### Work to do
All of the data should be output character for character, except the pictures.

### Data records
— START —

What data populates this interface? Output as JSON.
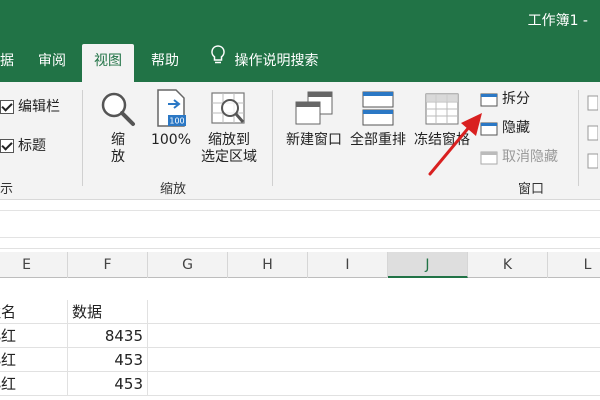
{
  "window": {
    "title": "工作簿1 -"
  },
  "tabs": [
    {
      "label": "据"
    },
    {
      "label": "审阅"
    },
    {
      "label": "视图"
    },
    {
      "label": "帮助"
    }
  ],
  "tell_me": {
    "label": "操作说明搜索",
    "icon": "lightbulb-icon"
  },
  "show_group": {
    "items": [
      {
        "label": "编辑栏",
        "checked": true
      },
      {
        "label": "标题",
        "checked": true
      }
    ],
    "label": "示"
  },
  "zoom_group": {
    "label": "缩放",
    "zoom_label": "缩\n放",
    "zoom_line1": "缩",
    "zoom_line2": "放",
    "percent_label": "100%",
    "percent_icon_text": "100",
    "fit_line1": "缩放到",
    "fit_line2": "选定区域"
  },
  "window_group": {
    "label": "窗口",
    "new_window": "新建窗口",
    "arrange_all": "全部重排",
    "freeze_panes": "冻结窗格",
    "split": "拆分",
    "hide": "隐藏",
    "unhide": "取消隐藏"
  },
  "columns": [
    "E",
    "F",
    "G",
    "H",
    "I",
    "J",
    "K",
    "L"
  ],
  "selected_column": "J",
  "rows": [
    {
      "e": "姓名",
      "f": "数据"
    },
    {
      "e": "小红",
      "f": "8435"
    },
    {
      "e": "小红",
      "f": "453"
    },
    {
      "e": "小红",
      "f": "453"
    }
  ],
  "colors": {
    "accent": "#217346",
    "ribbon_bg": "#f3f3f3",
    "annotation_arrow": "#d92020"
  }
}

— END —

### Solution to this task
What data populates this interface? Output as JSON.
{
  "window": {
    "title": "工作簿1 -"
  },
  "tabs": [
    {
      "label": "据"
    },
    {
      "label": "审阅"
    },
    {
      "label": "视图"
    },
    {
      "label": "帮助"
    }
  ],
  "tell_me": {
    "label": "操作说明搜索",
    "icon": "lightbulb-icon"
  },
  "show_group": {
    "items": [
      {
        "label": "编辑栏",
        "checked": true
      },
      {
        "label": "标题",
        "checked": true
      }
    ],
    "label": "示"
  },
  "zoom_group": {
    "label": "缩放",
    "zoom_label": "缩\n放",
    "zoom_line1": "缩",
    "zoom_line2": "放",
    "percent_label": "100%",
    "percent_icon_text": "100",
    "fit_line1": "缩放到",
    "fit_line2": "选定区域"
  },
  "window_group": {
    "label": "窗口",
    "new_window": "新建窗口",
    "arrange_all": "全部重排",
    "freeze_panes": "冻结窗格",
    "split": "拆分",
    "hide": "隐藏",
    "unhide": "取消隐藏"
  },
  "columns": [
    "E",
    "F",
    "G",
    "H",
    "I",
    "J",
    "K",
    "L"
  ],
  "selected_column": "J",
  "rows": [
    {
      "e": "姓名",
      "f": "数据"
    },
    {
      "e": "小红",
      "f": "8435"
    },
    {
      "e": "小红",
      "f": "453"
    },
    {
      "e": "小红",
      "f": "453"
    }
  ],
  "colors": {
    "accent": "#217346",
    "ribbon_bg": "#f3f3f3",
    "annotation_arrow": "#d92020"
  }
}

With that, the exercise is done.